_WHAT YOU ARE ASKED TO DO_
Report each line of the data that has "Союзе" somewhere in it.

_INFORMATION GIVEN_
○ ○ ○ ○ ○ ○ ○

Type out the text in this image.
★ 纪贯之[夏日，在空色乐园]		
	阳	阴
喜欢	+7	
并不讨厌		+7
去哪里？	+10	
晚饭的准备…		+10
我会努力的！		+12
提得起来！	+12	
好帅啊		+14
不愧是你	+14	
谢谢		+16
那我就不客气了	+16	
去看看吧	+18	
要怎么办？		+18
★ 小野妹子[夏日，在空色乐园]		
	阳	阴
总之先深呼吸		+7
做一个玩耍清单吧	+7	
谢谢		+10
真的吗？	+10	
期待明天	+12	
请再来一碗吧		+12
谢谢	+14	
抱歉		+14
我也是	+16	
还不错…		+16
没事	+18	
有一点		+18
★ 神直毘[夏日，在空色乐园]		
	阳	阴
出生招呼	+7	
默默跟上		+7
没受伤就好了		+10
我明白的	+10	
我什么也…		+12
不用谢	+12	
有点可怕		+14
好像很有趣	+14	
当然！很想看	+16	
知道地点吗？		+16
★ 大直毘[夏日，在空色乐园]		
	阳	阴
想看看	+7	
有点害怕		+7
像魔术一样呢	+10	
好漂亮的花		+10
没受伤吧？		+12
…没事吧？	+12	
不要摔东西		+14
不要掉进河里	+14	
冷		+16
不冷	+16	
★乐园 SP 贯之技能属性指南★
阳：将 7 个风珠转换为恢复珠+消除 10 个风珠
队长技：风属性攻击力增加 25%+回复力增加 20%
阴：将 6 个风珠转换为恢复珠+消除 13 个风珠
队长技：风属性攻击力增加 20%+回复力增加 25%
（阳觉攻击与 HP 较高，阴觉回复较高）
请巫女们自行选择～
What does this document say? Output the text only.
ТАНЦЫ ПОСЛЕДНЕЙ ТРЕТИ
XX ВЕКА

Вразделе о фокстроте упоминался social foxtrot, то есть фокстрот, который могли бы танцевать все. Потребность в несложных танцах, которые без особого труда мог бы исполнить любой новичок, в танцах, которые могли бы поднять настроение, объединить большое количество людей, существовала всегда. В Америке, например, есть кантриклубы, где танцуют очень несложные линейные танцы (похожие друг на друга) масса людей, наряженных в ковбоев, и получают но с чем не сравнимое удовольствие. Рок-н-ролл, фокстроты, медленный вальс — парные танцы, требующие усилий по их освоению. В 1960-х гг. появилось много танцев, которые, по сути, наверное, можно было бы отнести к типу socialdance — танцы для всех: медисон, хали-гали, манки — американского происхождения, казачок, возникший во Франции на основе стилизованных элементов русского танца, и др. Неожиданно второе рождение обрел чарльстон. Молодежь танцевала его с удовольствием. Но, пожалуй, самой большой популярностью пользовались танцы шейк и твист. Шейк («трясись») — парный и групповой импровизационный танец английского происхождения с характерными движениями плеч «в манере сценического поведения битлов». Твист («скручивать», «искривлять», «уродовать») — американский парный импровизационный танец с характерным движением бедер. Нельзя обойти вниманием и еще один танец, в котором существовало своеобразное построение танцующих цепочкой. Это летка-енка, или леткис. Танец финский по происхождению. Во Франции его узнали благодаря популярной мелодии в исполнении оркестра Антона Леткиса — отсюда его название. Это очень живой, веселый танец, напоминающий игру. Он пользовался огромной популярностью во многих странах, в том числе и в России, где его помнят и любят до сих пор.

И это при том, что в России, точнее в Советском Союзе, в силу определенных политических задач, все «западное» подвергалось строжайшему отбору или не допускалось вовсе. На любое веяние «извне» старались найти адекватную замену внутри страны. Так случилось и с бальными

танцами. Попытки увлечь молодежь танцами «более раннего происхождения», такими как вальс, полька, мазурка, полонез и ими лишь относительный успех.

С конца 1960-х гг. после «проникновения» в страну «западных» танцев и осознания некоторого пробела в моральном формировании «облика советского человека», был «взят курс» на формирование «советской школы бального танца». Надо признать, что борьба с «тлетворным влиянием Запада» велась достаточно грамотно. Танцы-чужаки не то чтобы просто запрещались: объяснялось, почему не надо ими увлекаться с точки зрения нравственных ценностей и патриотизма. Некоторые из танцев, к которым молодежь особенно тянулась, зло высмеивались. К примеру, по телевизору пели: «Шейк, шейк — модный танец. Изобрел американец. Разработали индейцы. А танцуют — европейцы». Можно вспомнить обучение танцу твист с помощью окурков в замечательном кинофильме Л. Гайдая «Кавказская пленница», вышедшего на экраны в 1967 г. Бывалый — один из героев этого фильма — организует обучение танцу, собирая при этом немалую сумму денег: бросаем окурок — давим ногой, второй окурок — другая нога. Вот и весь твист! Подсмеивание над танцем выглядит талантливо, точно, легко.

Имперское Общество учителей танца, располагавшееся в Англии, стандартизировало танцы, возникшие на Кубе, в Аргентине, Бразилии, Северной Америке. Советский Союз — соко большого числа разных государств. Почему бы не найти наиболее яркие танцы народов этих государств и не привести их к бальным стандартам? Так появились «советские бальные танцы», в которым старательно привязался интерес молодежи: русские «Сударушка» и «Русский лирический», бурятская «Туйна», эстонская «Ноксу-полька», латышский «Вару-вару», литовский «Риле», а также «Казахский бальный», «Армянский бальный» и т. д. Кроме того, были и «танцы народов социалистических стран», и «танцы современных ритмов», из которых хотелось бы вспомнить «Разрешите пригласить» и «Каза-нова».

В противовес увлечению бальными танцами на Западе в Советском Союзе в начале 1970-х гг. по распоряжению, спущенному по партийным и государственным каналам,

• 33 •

○ ○ ○ ○ ○ ○ ○

_REPLY TO THE EXERCISE_
И это при том, что в России, точнее в Советском Союзе, в силу определенных политических задач, все «западное» подвергалось строжайшему отбору или не допускалось вовсе. На любое веяние «извне» старались найти адекватную замену внутри страны. Так случилось и с бальными
В противовес увлечению бальными танцами на Западе в Советском Союзе в начале 1970-х гг. по распоряжению, спущенному по партийным и государственным каналам,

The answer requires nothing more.